— Begin —

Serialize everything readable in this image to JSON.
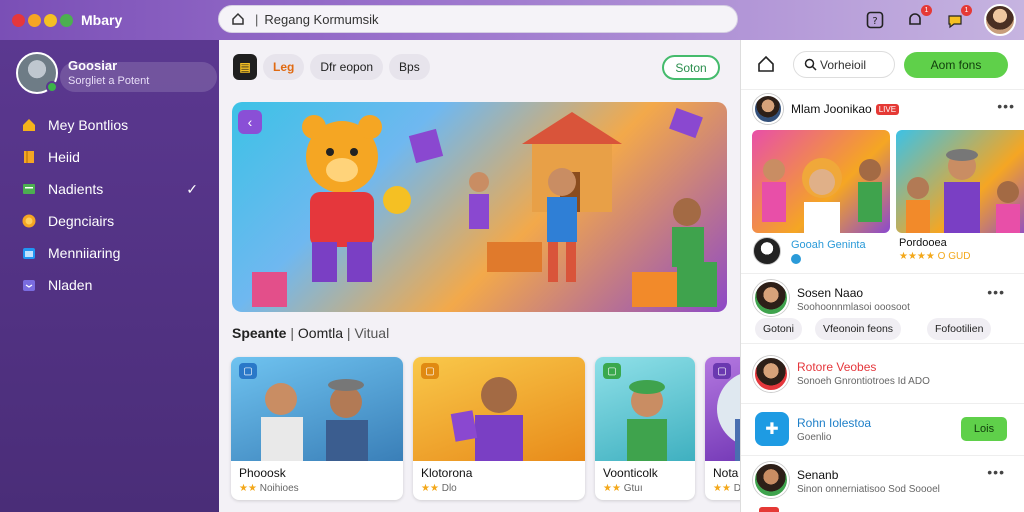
{
  "window": {
    "title": "Mbary",
    "dot_colors": [
      "#e5373c",
      "#f5a623",
      "#f5c023",
      "#4caf50"
    ]
  },
  "search": {
    "value": "Regang Kormumsik",
    "placeholder": "Regang Kormumsik"
  },
  "top_actions": {
    "icons": [
      "help-icon",
      "notification-icon",
      "messages-icon"
    ],
    "badge_counts": [
      "1",
      "1"
    ]
  },
  "sidebar": {
    "profile": {
      "name": "Goosiar",
      "subtitle": "Sorgliet a Potent"
    },
    "items": [
      {
        "label": "Mey Bontlios",
        "icon": "home-icon",
        "color": "#f5b21b"
      },
      {
        "label": "Heiid",
        "icon": "book-icon",
        "color": "#f5a623"
      },
      {
        "label": "Nadients",
        "icon": "groups-icon",
        "color": "#4caf50",
        "checked": true
      },
      {
        "label": "Degnciairs",
        "icon": "coin-icon",
        "color": "#f5a623"
      },
      {
        "label": "Menniiaring",
        "icon": "calendar-icon",
        "color": "#2196f3"
      },
      {
        "label": "Nladen",
        "icon": "inbox-icon",
        "color": "#7a6ce0"
      }
    ]
  },
  "main": {
    "chips": [
      {
        "label": "Leg",
        "style": "orange"
      },
      {
        "label": "Dfr eopon",
        "style": "plain"
      },
      {
        "label": "Bps",
        "style": "plain"
      }
    ],
    "join_button": "Soton",
    "section": {
      "title": "Speante",
      "sub1": "Oomtla",
      "sub2": "Vitual"
    },
    "cards": [
      {
        "title": "Phooosk",
        "stars": "★★",
        "meta": "Noihioes",
        "tag_color": "#2a78c8",
        "bg": "#4aa2d8"
      },
      {
        "title": "Klotorona",
        "stars": "★★",
        "meta": "Dlo",
        "tag_color": "#e08a12",
        "bg": "#f6b53a"
      },
      {
        "title": "Voonticolk",
        "stars": "★★",
        "meta": "Gtuı",
        "tag_color": "#3aa84c",
        "bg": "#5cc9d6"
      },
      {
        "title": "Nota Komunitas",
        "stars": "★★",
        "meta": "Dfos",
        "tag_color": "#6a38b0",
        "bg": "#8a4ec0"
      }
    ]
  },
  "right_panel": {
    "search_label": "Vorheioil",
    "action_button": "Aom fons",
    "post": {
      "name": "Mlam Joonikao",
      "tag": "LIVE",
      "caption_name": "Gooah Geninta",
      "caption_right": "Pordooea",
      "caption_meta": "★★★★ O GUD"
    },
    "feed": [
      {
        "title": "Sosen Naao",
        "sub": "Soohoonnmlasoi ooosoot",
        "pill1": "Gotoni",
        "pill2": "Vfeonoin feons",
        "pill3": "Fofootilien"
      },
      {
        "title": "Rotore Veobes",
        "sub": "Sonoeh Gnrontiotroes Id ADO"
      },
      {
        "title": "Rohn Iolestoa",
        "sub": "Goenlio",
        "button": "Lois"
      },
      {
        "title": "Senanb",
        "sub": "Sinon onnerniatisoo Sod Soooel"
      }
    ]
  }
}
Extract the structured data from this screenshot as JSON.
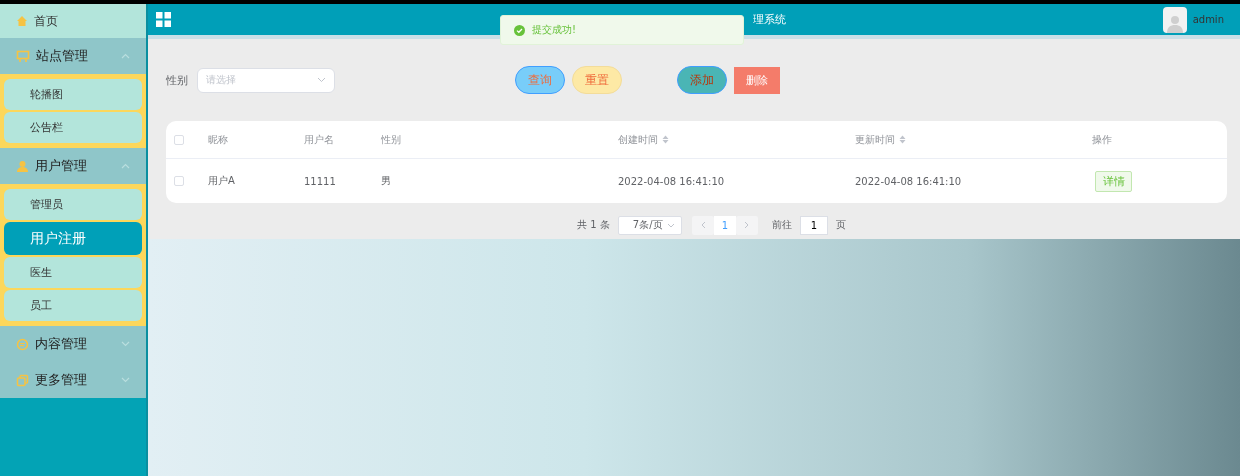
{
  "header": {
    "title": "理系统",
    "user": "admin"
  },
  "toast": {
    "message": "提交成功!"
  },
  "sidebar": {
    "items": [
      {
        "kind": "link",
        "label": "首页",
        "selected": false
      },
      {
        "kind": "group",
        "label": "站点管理",
        "expanded": true,
        "children": [
          {
            "label": "轮播图",
            "selected": false
          },
          {
            "label": "公告栏",
            "selected": false
          }
        ]
      },
      {
        "kind": "group",
        "label": "用户管理",
        "expanded": true,
        "children": [
          {
            "label": "管理员",
            "selected": false
          },
          {
            "label": "用户注册",
            "selected": true
          },
          {
            "label": "医生",
            "selected": false
          },
          {
            "label": "员工",
            "selected": false
          }
        ]
      },
      {
        "kind": "group",
        "label": "内容管理",
        "expanded": false
      },
      {
        "kind": "group",
        "label": "更多管理",
        "expanded": false
      }
    ]
  },
  "filters": [
    {
      "label": "性别",
      "placeholder": "请选择"
    }
  ],
  "buttons": [
    {
      "kind": "search",
      "label": "查询"
    },
    {
      "kind": "reset",
      "label": "重置"
    },
    {
      "kind": "add",
      "label": "添加"
    },
    {
      "kind": "delete",
      "label": "删除"
    }
  ],
  "table": {
    "select_all": false,
    "columns": [
      {
        "label": "昵称",
        "sortable": false
      },
      {
        "label": "用户名",
        "sortable": false
      },
      {
        "label": "性别",
        "sortable": false
      },
      {
        "label": "创建时间",
        "sortable": true
      },
      {
        "label": "更新时间",
        "sortable": true
      },
      {
        "label": "操作",
        "sortable": false
      }
    ],
    "rows": [
      {
        "checked": false,
        "cells": [
          "用户A",
          "11111",
          "男",
          "2022-04-08 16:41:10",
          "2022-04-08 16:41:10"
        ],
        "action": "详情"
      }
    ]
  },
  "pagination": {
    "total": "共 1 条",
    "page_size": "7条/页",
    "prev_disabled": true,
    "next_disabled": true,
    "pages": [
      {
        "label": "1",
        "selected": true
      }
    ],
    "goto_label": "前往",
    "goto_value": "1",
    "goto_suffix": "页"
  }
}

— End —

**Task prompt**.
Output an exact copy of the material, with the pictures removed.

**In response**.
Serialize everything readable in this image to JSON.
{
  "window": {
    "title": "Mbary",
    "dot_colors": [
      "#e5373c",
      "#f5a623",
      "#f5c023",
      "#4caf50"
    ]
  },
  "search": {
    "value": "Regang Kormumsik",
    "placeholder": "Regang Kormumsik"
  },
  "top_actions": {
    "icons": [
      "help-icon",
      "notification-icon",
      "messages-icon"
    ],
    "badge_counts": [
      "1",
      "1"
    ]
  },
  "sidebar": {
    "profile": {
      "name": "Goosiar",
      "subtitle": "Sorgliet a Potent"
    },
    "items": [
      {
        "label": "Mey Bontlios",
        "icon": "home-icon",
        "color": "#f5b21b"
      },
      {
        "label": "Heiid",
        "icon": "book-icon",
        "color": "#f5a623"
      },
      {
        "label": "Nadients",
        "icon": "groups-icon",
        "color": "#4caf50",
        "checked": true
      },
      {
        "label": "Degnciairs",
        "icon": "coin-icon",
        "color": "#f5a623"
      },
      {
        "label": "Menniiaring",
        "icon": "calendar-icon",
        "color": "#2196f3"
      },
      {
        "label": "Nladen",
        "icon": "inbox-icon",
        "color": "#7a6ce0"
      }
    ]
  },
  "main": {
    "chips": [
      {
        "label": "Leg",
        "style": "orange"
      },
      {
        "label": "Dfr eopon",
        "style": "plain"
      },
      {
        "label": "Bps",
        "style": "plain"
      }
    ],
    "join_button": "Soton",
    "section": {
      "title": "Speante",
      "sub1": "Oomtla",
      "sub2": "Vitual"
    },
    "cards": [
      {
        "title": "Phooosk",
        "stars": "★★",
        "meta": "Noihioes",
        "tag_color": "#2a78c8",
        "bg": "#4aa2d8"
      },
      {
        "title": "Klotorona",
        "stars": "★★",
        "meta": "Dlo",
        "tag_color": "#e08a12",
        "bg": "#f6b53a"
      },
      {
        "title": "Voonticolk",
        "stars": "★★",
        "meta": "Gtuı",
        "tag_color": "#3aa84c",
        "bg": "#5cc9d6"
      },
      {
        "title": "Nota Komunitas",
        "stars": "★★",
        "meta": "Dfos",
        "tag_color": "#6a38b0",
        "bg": "#8a4ec0"
      }
    ]
  },
  "right_panel": {
    "search_label": "Vorheioil",
    "action_button": "Aom fons",
    "post": {
      "name": "Mlam Joonikao",
      "tag": "LIVE",
      "caption_name": "Gooah Geninta",
      "caption_right": "Pordooea",
      "caption_meta": "★★★★ O GUD"
    },
    "feed": [
      {
        "title": "Sosen Naao",
        "sub": "Soohoonnmlasoi ooosoot",
        "pill1": "Gotoni",
        "pill2": "Vfeonoin feons",
        "pill3": "Fofootilien"
      },
      {
        "title": "Rotore Veobes",
        "sub": "Sonoeh Gnrontiotroes Id ADO"
      },
      {
        "title": "Rohn Iolestoa",
        "sub": "Goenlio",
        "button": "Lois"
      },
      {
        "title": "Senanb",
        "sub": "Sinon onnerniatisoo Sod Soooel"
      }
    ]
  }
}
Extract the structured data from this screenshot as JSON.
{
  "header": {
    "title": "理系统",
    "user": "admin"
  },
  "toast": {
    "message": "提交成功!"
  },
  "sidebar": {
    "items": [
      {
        "kind": "link",
        "label": "首页",
        "selected": false
      },
      {
        "kind": "group",
        "label": "站点管理",
        "expanded": true,
        "children": [
          {
            "label": "轮播图",
            "selected": false
          },
          {
            "label": "公告栏",
            "selected": false
          }
        ]
      },
      {
        "kind": "group",
        "label": "用户管理",
        "expanded": true,
        "children": [
          {
            "label": "管理员",
            "selected": false
          },
          {
            "label": "用户注册",
            "selected": true
          },
          {
            "label": "医生",
            "selected": false
          },
          {
            "label": "员工",
            "selected": false
          }
        ]
      },
      {
        "kind": "group",
        "label": "内容管理",
        "expanded": false
      },
      {
        "kind": "group",
        "label": "更多管理",
        "expanded": false
      }
    ]
  },
  "filters": [
    {
      "label": "性别",
      "placeholder": "请选择"
    }
  ],
  "buttons": [
    {
      "kind": "search",
      "label": "查询"
    },
    {
      "kind": "reset",
      "label": "重置"
    },
    {
      "kind": "add",
      "label": "添加"
    },
    {
      "kind": "delete",
      "label": "删除"
    }
  ],
  "table": {
    "select_all": false,
    "columns": [
      {
        "label": "昵称",
        "sortable": false
      },
      {
        "label": "用户名",
        "sortable": false
      },
      {
        "label": "性别",
        "sortable": false
      },
      {
        "label": "创建时间",
        "sortable": true
      },
      {
        "label": "更新时间",
        "sortable": true
      },
      {
        "label": "操作",
        "sortable": false
      }
    ],
    "rows": [
      {
        "checked": false,
        "cells": [
          "用户A",
          "11111",
          "男",
          "2022-04-08 16:41:10",
          "2022-04-08 16:41:10"
        ],
        "action": "详情"
      }
    ]
  },
  "pagination": {
    "total": "共 1 条",
    "page_size": "7条/页",
    "prev_disabled": true,
    "next_disabled": true,
    "pages": [
      {
        "label": "1",
        "selected": true
      }
    ],
    "goto_label": "前往",
    "goto_value": "1",
    "goto_suffix": "页"
  }
}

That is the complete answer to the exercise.